#### What is expected:
Images do not belong in the copy. Retype all the entries below exactly.

#### Dataset content:
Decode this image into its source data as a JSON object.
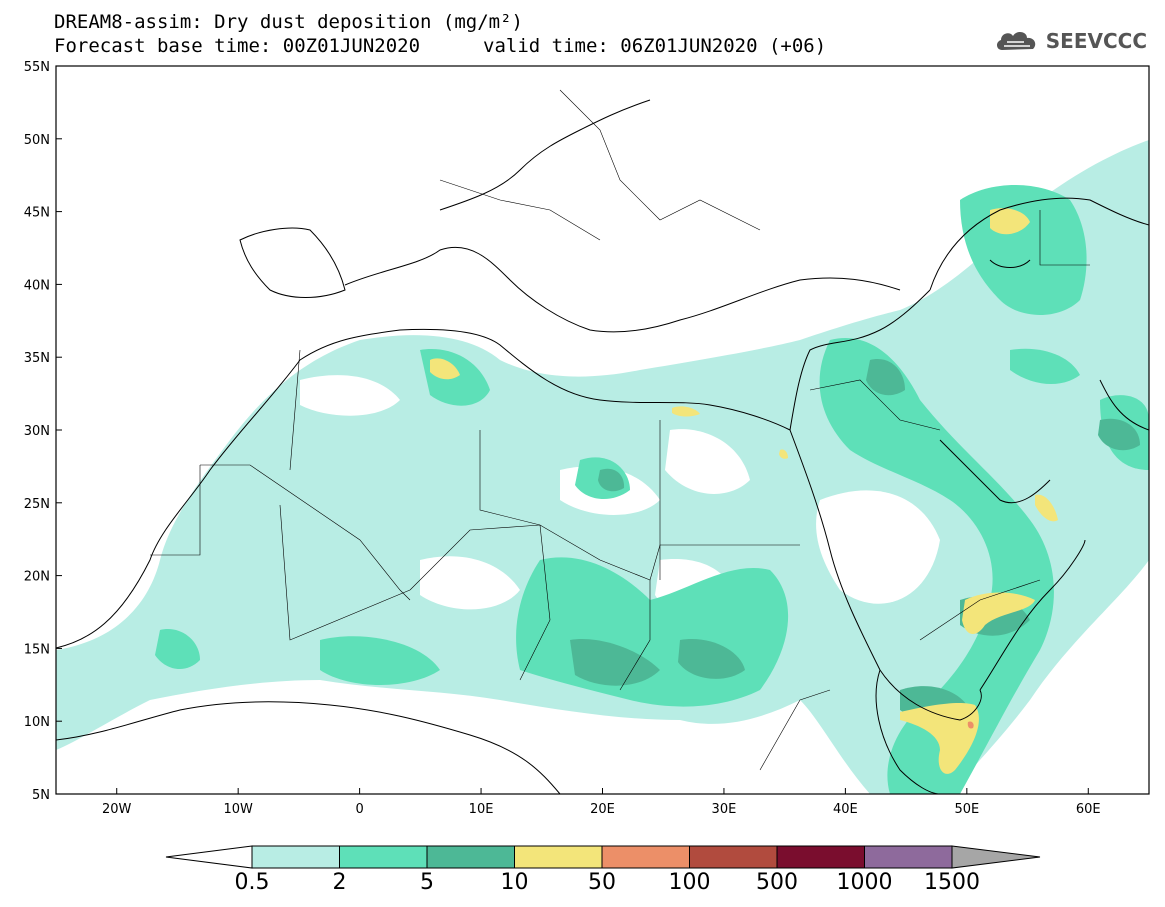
{
  "header": {
    "title_line1": "DREAM8-assim: Dry dust deposition (mg/m²)",
    "title_line2": "Forecast base time: 00Z01JUN2020",
    "valid_time": "valid time: 06Z01JUN2020 (+06)"
  },
  "brand": {
    "name": "SEEVCCC",
    "icon": "cloud-icon"
  },
  "map": {
    "lon_range": [
      -25,
      65
    ],
    "lat_range": [
      5,
      55
    ],
    "lat_ticks": [
      "5N",
      "10N",
      "15N",
      "20N",
      "25N",
      "30N",
      "35N",
      "40N",
      "45N",
      "50N",
      "55N"
    ],
    "lon_ticks": [
      "20W",
      "10W",
      "0",
      "10E",
      "20E",
      "30E",
      "40E",
      "50E",
      "60E"
    ]
  },
  "legend": {
    "labels": [
      "0.5",
      "2",
      "5",
      "10",
      "50",
      "100",
      "500",
      "1000",
      "1500"
    ],
    "colors": [
      "#b8ede4",
      "#5ee0b8",
      "#4db896",
      "#f3e57a",
      "#ec8f68",
      "#b14b3e",
      "#7a0d2e",
      "#8e6a9c",
      "#a6a6a6"
    ]
  }
}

#### Worked answer:
Decode this image into its source data as a JSON object.
{
  "header": {
    "title_line1": "DREAM8-assim: Dry dust deposition (mg/m²)",
    "title_line2": "Forecast base time: 00Z01JUN2020",
    "valid_time": "valid time: 06Z01JUN2020 (+06)"
  },
  "brand": {
    "name": "SEEVCCC",
    "icon": "cloud-icon"
  },
  "map": {
    "lon_range": [
      -25,
      65
    ],
    "lat_range": [
      5,
      55
    ],
    "lat_ticks": [
      "5N",
      "10N",
      "15N",
      "20N",
      "25N",
      "30N",
      "35N",
      "40N",
      "45N",
      "50N",
      "55N"
    ],
    "lon_ticks": [
      "20W",
      "10W",
      "0",
      "10E",
      "20E",
      "30E",
      "40E",
      "50E",
      "60E"
    ]
  },
  "legend": {
    "labels": [
      "0.5",
      "2",
      "5",
      "10",
      "50",
      "100",
      "500",
      "1000",
      "1500"
    ],
    "colors": [
      "#b8ede4",
      "#5ee0b8",
      "#4db896",
      "#f3e57a",
      "#ec8f68",
      "#b14b3e",
      "#7a0d2e",
      "#8e6a9c",
      "#a6a6a6"
    ]
  }
}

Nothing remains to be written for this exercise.